> What the task asks: Copy all the lines of the data that include the word "webcam".

(Page segmentation data)
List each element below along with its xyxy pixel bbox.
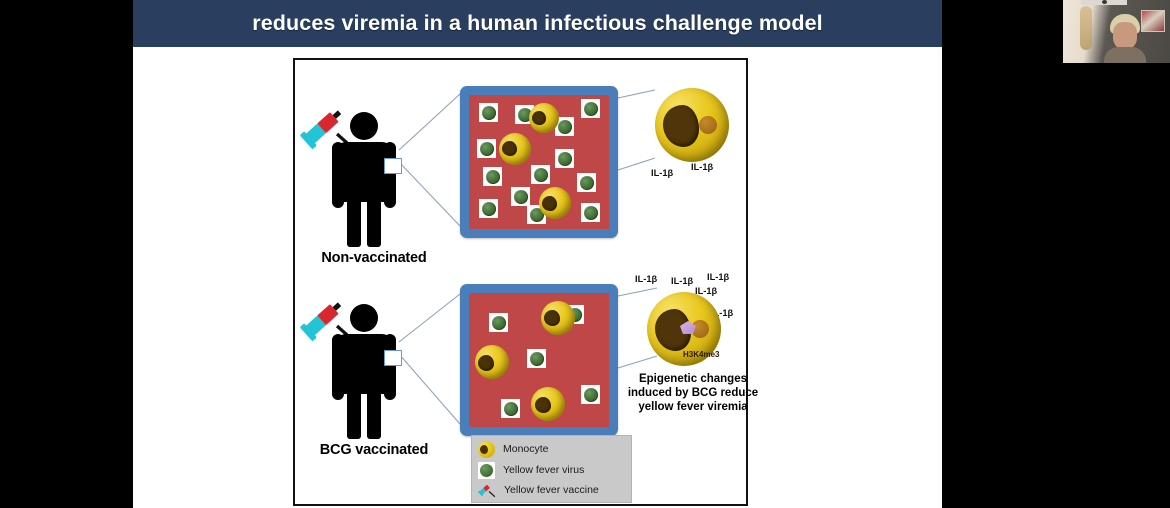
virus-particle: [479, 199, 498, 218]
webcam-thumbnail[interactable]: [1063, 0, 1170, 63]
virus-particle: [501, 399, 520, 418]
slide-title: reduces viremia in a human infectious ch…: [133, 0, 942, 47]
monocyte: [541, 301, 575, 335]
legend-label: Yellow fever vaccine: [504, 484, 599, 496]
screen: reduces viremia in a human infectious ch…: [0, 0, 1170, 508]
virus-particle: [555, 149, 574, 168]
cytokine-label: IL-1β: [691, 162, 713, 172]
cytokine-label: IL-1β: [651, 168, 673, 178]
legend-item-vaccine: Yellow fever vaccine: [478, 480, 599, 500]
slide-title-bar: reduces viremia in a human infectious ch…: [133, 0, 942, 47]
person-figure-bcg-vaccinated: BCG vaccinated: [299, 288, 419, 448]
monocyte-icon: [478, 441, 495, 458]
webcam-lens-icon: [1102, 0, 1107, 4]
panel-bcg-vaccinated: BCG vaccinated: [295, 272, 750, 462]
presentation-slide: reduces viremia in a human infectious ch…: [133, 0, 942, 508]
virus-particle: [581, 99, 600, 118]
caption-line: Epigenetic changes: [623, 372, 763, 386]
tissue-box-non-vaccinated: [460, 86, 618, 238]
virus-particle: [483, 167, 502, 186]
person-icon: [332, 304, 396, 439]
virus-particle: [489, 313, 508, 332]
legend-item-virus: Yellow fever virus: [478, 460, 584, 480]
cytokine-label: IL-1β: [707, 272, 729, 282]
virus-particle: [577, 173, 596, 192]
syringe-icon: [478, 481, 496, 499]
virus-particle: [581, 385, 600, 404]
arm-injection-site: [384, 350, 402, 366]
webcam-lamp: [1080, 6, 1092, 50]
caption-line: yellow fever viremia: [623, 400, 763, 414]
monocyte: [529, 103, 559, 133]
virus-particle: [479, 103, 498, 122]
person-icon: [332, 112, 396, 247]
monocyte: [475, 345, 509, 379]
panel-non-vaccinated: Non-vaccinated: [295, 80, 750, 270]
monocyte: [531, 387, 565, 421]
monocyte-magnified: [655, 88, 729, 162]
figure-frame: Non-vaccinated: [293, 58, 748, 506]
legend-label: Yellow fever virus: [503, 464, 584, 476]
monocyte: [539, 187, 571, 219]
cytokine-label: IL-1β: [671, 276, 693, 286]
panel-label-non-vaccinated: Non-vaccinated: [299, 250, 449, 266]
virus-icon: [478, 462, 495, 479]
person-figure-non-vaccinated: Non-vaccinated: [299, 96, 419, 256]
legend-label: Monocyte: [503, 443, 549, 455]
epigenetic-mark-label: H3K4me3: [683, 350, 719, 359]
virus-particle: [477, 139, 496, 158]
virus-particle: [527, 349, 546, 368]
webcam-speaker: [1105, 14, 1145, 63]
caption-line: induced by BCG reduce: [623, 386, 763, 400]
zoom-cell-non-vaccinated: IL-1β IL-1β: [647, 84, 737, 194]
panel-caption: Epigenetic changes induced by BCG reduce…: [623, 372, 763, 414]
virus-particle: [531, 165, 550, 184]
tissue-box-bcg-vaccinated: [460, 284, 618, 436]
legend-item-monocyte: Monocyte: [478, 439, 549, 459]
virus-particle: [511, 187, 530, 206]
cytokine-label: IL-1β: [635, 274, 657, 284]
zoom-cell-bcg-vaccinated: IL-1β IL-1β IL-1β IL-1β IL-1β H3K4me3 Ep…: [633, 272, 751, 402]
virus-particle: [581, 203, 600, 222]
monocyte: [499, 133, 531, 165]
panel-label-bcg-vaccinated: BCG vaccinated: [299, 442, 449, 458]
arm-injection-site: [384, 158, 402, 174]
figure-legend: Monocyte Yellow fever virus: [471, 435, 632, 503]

> Completed task:
webcam-thumbnail[interactable]: [1063, 0, 1170, 63]
webcam-lens-icon: [1102, 0, 1107, 4]
webcam-lamp: [1080, 6, 1092, 50]
webcam-speaker: [1105, 14, 1145, 63]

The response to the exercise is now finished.